**WHAT THE TASK ASKS**.
Please rewrite the part of the listing that opens with the line containing "side-view [442, 268, 676, 572]" and closes with the line containing "spec-name: 型号 [62, 652, 320, 683]", changing "table-row" to "table-line" and keeping everything else the same. Return only those lines.

**RECORDS TO USE**.
--- start ---

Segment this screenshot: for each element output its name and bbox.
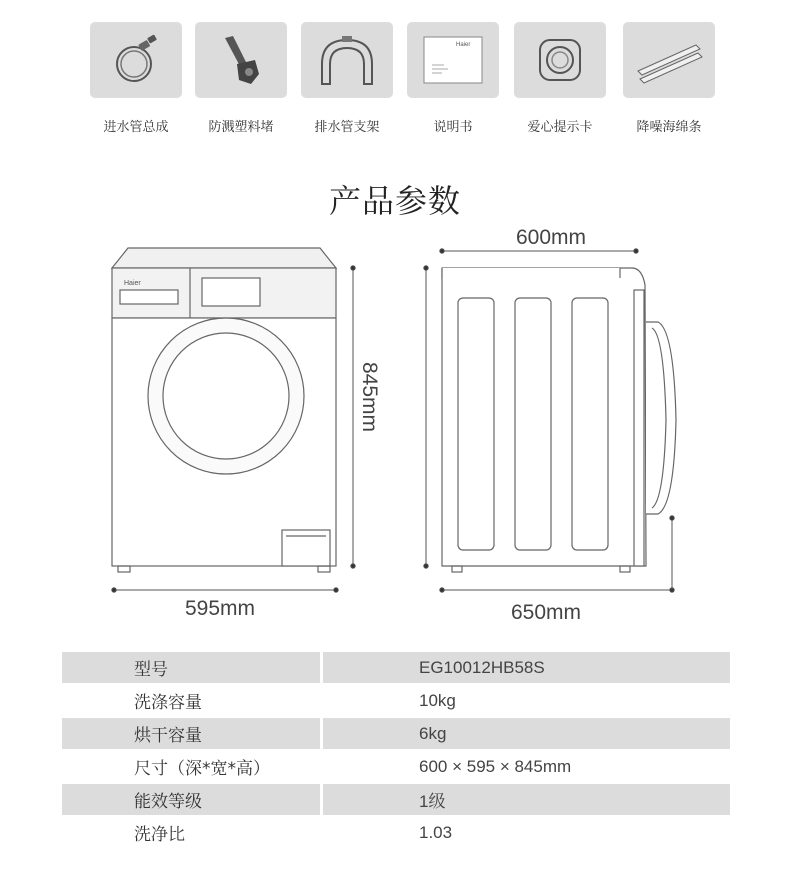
side-view [442, 268, 676, 572]
table-row [62, 718, 730, 749]
manual-brand: Haier [456, 42, 471, 48]
spec-name: 能效等级 [62, 784, 320, 815]
spec-value: EG10012HB58S [323, 652, 730, 683]
accessory-label: 进水管总成 [103, 120, 169, 135]
table-row [62, 685, 730, 716]
spec-value: 10kg [419, 690, 456, 710]
spec-name: 型号 [62, 652, 320, 683]
accessory-label: 防溅塑料堵 [208, 120, 274, 135]
spec-name: 洗涤容量 [134, 693, 202, 713]
front-view [112, 248, 336, 572]
spec-value: 1级 [323, 784, 730, 815]
front-height-label: 845mm [358, 361, 381, 433]
side-depth-label: 650mm [511, 601, 582, 624]
accessory-label: 排水管支架 [314, 120, 380, 135]
side-width-label: 600mm [516, 226, 587, 249]
front-view-brand: Haier [124, 280, 141, 287]
section-title: 产品参数 [328, 182, 461, 220]
front-width-label: 595mm [185, 597, 256, 620]
spec-name: 烘干容量 [62, 718, 320, 749]
spec-name: 尺寸（深*宽*高） [134, 759, 270, 779]
table-row [62, 751, 730, 782]
table-row [62, 652, 730, 683]
accessory-label: 降噪海绵条 [636, 120, 702, 135]
spec-value: 600 × 595 × 845mm [419, 756, 572, 776]
spec-table [62, 650, 730, 850]
spec-value: 1.03 [419, 822, 453, 842]
accessory-label: 说明书 [433, 120, 473, 135]
spec-value: 6kg [323, 718, 730, 749]
table-row [62, 817, 730, 848]
table-row [62, 784, 730, 815]
spec-name: 洗净比 [134, 825, 185, 845]
accessory-label: 爱心提示卡 [527, 120, 593, 135]
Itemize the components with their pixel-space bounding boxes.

--- end ---

**EXERCISE RESULT**.
side-view [442, 268, 676, 572]
table-line [62, 718, 730, 749]
manual-brand: Haier [456, 42, 471, 48]
spec-name: 能效等级 [62, 784, 320, 815]
spec-value: EG10012HB58S [323, 652, 730, 683]
accessory-label: 进水管总成 [103, 120, 169, 135]
table-line [62, 685, 730, 716]
spec-value: 10kg [419, 690, 456, 710]
spec-name: 型号 [62, 652, 320, 683]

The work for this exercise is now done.